**DATA SECTION:**
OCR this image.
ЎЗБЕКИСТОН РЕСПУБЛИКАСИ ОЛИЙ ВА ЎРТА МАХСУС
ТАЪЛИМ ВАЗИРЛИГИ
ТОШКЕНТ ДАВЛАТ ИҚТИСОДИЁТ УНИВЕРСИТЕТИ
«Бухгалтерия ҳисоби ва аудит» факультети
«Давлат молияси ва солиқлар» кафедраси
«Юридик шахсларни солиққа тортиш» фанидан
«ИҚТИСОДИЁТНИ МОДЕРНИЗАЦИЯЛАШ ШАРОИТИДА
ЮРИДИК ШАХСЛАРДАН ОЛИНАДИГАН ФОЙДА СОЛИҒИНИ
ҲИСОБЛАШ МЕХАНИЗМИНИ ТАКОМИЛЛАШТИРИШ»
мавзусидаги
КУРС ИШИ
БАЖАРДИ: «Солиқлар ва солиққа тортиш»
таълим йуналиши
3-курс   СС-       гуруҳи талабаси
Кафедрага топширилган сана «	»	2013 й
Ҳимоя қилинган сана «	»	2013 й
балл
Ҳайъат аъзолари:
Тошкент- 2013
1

**STATED GOAL:**
Every record should be repeated exactly; please leave none out.

**FINAL ANSWER:**
OCR this image.
ЎЗБЕКИСТОН РЕСПУБЛИКАСИ ОЛИЙ ВА ЎРТА МАХСУС
ТАЪЛИМ ВАЗИРЛИГИ
ТОШКЕНТ ДАВЛАТ ИҚТИСОДИЁТ УНИВЕРСИТЕТИ
«Бухгалтерия ҳисоби ва аудит» факультети
«Давлат молияси ва солиқлар» кафедраси
«Юридик шахсларни солиққа тортиш» фанидан
«ИҚТИСОДИЁТНИ МОДЕРНИЗАЦИЯЛАШ ШАРОИТИДА
ЮРИДИК ШАХСЛАРДАН ОЛИНАДИГАН ФОЙДА СОЛИҒИНИ
ҲИСОБЛАШ МЕХАНИЗМИНИ ТАКОМИЛЛАШТИРИШ»
мавзусидаги
КУРС ИШИ
БАЖАРДИ: «Солиқлар ва солиққа тортиш»
таълим йуналиши
3-курс   СС-       гуруҳи талабаси
Кафедрага топширилган сана «	»	2013 й
Ҳимоя қилинган сана «	»	2013 й
балл
Ҳайъат аъзолари:
Тошкент- 2013
1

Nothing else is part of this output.